- **Requirement**: The answer is the set of lines that include "LiveDocs", copied from the data below.

[Element data from apps and pages]
== Segment start ==
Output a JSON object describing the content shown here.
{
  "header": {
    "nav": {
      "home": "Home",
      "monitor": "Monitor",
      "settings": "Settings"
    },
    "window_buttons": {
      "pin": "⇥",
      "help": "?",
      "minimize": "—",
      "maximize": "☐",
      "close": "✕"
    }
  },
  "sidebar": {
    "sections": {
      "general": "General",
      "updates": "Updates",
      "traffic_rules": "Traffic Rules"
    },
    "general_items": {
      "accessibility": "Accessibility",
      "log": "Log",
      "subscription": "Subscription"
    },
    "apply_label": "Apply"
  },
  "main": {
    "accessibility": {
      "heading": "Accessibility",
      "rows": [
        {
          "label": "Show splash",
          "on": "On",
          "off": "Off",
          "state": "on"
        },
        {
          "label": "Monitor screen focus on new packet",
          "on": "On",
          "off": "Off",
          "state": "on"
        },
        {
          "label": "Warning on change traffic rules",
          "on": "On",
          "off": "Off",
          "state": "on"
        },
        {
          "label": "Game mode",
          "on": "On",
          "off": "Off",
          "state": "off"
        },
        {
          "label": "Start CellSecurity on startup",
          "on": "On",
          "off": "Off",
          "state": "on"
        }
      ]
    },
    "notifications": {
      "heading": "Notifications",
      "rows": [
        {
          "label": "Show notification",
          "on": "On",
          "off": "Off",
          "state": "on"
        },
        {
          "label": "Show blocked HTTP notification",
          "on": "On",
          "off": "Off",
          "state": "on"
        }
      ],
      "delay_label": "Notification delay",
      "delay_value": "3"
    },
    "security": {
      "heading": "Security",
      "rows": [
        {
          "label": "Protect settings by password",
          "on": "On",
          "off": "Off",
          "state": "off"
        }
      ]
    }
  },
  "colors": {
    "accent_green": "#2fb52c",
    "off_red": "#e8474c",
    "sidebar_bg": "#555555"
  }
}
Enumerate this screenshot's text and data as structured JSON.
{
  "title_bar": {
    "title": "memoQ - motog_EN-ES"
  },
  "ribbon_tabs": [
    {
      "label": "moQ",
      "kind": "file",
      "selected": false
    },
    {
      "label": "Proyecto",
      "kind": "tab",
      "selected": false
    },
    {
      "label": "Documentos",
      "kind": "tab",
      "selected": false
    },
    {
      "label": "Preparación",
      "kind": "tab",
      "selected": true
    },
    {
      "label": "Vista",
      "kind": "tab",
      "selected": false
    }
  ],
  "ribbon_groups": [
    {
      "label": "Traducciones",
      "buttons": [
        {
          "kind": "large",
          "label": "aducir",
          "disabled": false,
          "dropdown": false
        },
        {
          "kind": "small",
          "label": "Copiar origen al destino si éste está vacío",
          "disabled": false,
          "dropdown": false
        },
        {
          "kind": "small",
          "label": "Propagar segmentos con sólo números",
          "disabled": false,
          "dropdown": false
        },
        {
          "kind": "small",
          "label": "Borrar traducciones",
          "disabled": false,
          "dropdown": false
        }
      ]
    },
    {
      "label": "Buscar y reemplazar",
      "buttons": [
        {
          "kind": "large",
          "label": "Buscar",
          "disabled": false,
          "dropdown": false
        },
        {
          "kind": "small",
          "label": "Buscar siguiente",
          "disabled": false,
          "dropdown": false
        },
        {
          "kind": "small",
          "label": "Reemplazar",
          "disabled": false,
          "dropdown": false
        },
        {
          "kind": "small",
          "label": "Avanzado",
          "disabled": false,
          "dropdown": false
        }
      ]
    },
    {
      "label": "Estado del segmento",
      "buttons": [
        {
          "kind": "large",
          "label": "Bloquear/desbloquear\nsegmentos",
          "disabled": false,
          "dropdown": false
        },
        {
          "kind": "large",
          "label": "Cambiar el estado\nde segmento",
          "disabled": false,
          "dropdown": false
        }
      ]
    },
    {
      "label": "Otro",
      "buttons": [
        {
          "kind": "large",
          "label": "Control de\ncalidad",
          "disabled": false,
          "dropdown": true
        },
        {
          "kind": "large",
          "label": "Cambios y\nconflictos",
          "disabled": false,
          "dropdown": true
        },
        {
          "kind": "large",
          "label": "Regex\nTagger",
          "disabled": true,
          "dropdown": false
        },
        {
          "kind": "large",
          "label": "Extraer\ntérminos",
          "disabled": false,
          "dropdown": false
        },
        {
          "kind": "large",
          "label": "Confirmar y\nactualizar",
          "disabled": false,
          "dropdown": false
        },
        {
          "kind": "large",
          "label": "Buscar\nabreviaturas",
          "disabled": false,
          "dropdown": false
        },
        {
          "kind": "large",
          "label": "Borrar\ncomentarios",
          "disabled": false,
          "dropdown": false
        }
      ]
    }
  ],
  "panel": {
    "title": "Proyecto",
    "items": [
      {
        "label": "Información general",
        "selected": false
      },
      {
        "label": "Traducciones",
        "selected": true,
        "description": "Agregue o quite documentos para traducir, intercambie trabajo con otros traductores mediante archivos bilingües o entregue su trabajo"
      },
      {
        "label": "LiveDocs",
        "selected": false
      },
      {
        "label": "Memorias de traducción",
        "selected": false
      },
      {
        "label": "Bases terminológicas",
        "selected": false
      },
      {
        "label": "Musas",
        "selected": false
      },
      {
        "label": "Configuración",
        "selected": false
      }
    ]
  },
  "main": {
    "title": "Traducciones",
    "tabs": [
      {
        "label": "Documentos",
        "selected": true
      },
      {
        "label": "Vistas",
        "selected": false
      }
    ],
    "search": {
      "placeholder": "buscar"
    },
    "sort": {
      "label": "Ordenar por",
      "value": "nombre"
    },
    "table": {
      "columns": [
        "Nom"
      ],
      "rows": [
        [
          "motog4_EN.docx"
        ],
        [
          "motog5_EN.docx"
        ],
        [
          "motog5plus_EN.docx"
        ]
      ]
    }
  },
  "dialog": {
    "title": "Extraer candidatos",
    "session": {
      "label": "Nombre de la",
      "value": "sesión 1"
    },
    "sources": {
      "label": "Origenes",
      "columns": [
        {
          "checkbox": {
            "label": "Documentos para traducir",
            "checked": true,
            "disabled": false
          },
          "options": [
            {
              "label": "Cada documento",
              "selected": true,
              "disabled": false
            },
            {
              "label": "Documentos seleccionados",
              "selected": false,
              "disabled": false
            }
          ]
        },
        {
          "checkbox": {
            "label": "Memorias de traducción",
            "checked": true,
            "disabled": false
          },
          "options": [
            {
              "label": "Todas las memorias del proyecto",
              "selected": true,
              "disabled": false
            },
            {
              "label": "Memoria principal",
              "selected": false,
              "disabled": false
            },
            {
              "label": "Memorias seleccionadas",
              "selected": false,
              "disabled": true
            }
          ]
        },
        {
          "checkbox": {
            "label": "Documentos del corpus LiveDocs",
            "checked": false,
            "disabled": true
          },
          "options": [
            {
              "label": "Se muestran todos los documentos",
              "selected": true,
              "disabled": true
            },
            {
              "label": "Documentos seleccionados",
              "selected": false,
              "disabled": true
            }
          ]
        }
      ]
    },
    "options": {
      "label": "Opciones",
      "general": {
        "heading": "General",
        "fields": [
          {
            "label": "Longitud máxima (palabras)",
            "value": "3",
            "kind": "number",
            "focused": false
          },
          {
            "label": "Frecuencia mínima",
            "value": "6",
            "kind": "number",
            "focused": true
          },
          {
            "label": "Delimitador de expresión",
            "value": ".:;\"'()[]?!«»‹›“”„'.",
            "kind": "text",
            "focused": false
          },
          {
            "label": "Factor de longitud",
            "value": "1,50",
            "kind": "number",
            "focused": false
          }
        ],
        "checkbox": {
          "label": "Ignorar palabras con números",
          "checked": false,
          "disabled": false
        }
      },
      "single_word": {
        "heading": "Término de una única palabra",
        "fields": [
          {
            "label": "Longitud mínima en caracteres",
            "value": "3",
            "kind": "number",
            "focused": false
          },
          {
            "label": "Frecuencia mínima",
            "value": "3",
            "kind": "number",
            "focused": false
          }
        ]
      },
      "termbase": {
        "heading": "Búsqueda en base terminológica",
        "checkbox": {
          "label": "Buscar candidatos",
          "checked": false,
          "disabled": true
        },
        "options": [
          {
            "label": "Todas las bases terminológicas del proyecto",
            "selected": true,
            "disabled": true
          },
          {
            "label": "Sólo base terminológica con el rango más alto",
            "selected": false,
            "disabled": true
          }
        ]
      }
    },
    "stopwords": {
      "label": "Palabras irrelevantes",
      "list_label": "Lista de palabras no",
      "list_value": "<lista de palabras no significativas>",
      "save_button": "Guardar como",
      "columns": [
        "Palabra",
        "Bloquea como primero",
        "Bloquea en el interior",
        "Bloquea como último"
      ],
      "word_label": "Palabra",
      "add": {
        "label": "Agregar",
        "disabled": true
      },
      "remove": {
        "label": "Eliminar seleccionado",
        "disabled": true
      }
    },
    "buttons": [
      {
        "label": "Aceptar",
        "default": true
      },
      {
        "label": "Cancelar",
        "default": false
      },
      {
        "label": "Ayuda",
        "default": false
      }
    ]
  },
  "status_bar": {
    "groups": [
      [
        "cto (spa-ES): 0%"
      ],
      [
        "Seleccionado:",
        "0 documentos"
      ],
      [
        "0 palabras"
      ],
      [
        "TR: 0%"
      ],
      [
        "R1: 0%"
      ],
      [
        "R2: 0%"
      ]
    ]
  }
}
== Segment end ==
- **Written reply**:
        "label": "LiveDocs",
            "label": "Documentos del corpus LiveDocs",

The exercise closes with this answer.